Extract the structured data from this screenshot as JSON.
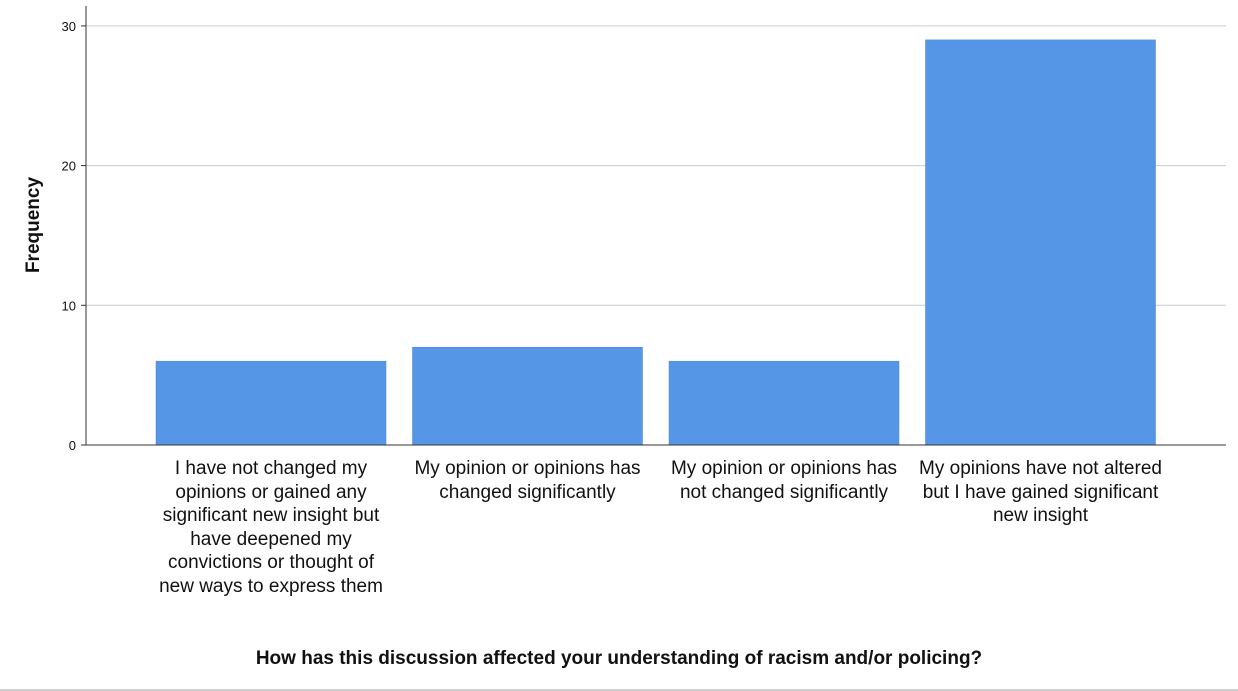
{
  "chart_data": {
    "type": "bar",
    "categories": [
      "I have not changed my opinions or gained any significant new insight but have deepened my convictions or thought of new ways to express them",
      "My opinion or opinions has changed significantly",
      "My opinion or opinions has not changed significantly",
      "My opinions have not altered but I have gained significant new insight"
    ],
    "values": [
      6,
      7,
      6,
      29
    ],
    "xlabel": "How has this discussion affected your understanding of racism and/or policing?",
    "ylabel": "Frequency",
    "ylim": [
      0,
      31
    ],
    "yticks": [
      "0",
      "10",
      "20",
      "30"
    ],
    "grid": true,
    "bar_color": "#5596e6",
    "grid_color": "#cccccc"
  }
}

++++++

■ **YOUR TASK**
Every line is to be duplicated exactly, though pictures stay out.

■ **SOLUTION TO THE EXERCISE**
Extract the structured data from this screenshot as JSON.
{
  "chart_data": {
    "type": "bar",
    "categories": [
      "I have not changed my opinions or gained any significant new insight but have deepened my convictions or thought of new ways to express them",
      "My opinion or opinions has changed significantly",
      "My opinion or opinions has not changed significantly",
      "My opinions have not altered but I have gained significant new insight"
    ],
    "values": [
      6,
      7,
      6,
      29
    ],
    "xlabel": "How has this discussion affected your understanding of racism and/or policing?",
    "ylabel": "Frequency",
    "ylim": [
      0,
      31
    ],
    "yticks": [
      "0",
      "10",
      "20",
      "30"
    ],
    "grid": true,
    "bar_color": "#5596e6",
    "grid_color": "#cccccc"
  }
}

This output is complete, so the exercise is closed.